• [TASK GOAL]:
Read the data and repeat all of it exactly.
[Begin SUPPLIED MATERIAL]
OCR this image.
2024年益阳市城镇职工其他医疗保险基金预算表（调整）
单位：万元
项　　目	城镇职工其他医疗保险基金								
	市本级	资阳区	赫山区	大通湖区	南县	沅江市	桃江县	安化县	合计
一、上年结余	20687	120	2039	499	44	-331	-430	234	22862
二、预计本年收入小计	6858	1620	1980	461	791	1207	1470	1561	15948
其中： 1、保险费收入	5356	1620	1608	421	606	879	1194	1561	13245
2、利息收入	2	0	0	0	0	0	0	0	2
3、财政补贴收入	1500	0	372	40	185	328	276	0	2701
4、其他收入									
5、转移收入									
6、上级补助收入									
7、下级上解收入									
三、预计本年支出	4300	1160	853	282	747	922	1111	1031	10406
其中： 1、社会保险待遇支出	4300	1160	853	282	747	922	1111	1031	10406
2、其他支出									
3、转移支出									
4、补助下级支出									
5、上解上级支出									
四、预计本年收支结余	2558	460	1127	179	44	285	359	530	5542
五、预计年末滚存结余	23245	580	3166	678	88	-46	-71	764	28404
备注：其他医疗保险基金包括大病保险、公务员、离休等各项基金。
[End SUPPLIED MATERIAL]
• [EXERCISE SOLUTION]:
OCR this image.
2024年益阳市城镇职工其他医疗保险基金预算表（调整）
单位：万元
项　　目	城镇职工其他医疗保险基金								
	市本级	资阳区	赫山区	大通湖区	南县	沅江市	桃江县	安化县	合计
一、上年结余	20687	120	2039	499	44	-331	-430	234	22862
二、预计本年收入小计	6858	1620	1980	461	791	1207	1470	1561	15948
其中： 1、保险费收入	5356	1620	1608	421	606	879	1194	1561	13245
2、利息收入	2	0	0	0	0	0	0	0	2
3、财政补贴收入	1500	0	372	40	185	328	276	0	2701
4、其他收入									
5、转移收入									
6、上级补助收入									
7、下级上解收入									
三、预计本年支出	4300	1160	853	282	747	922	1111	1031	10406
其中： 1、社会保险待遇支出	4300	1160	853	282	747	922	1111	1031	10406
2、其他支出									
3、转移支出									
4、补助下级支出									
5、上解上级支出									
四、预计本年收支结余	2558	460	1127	179	44	285	359	530	5542
五、预计年末滚存结余	23245	580	3166	678	88	-46	-71	764	28404
备注：其他医疗保险基金包括大病保险、公务员、离休等各项基金。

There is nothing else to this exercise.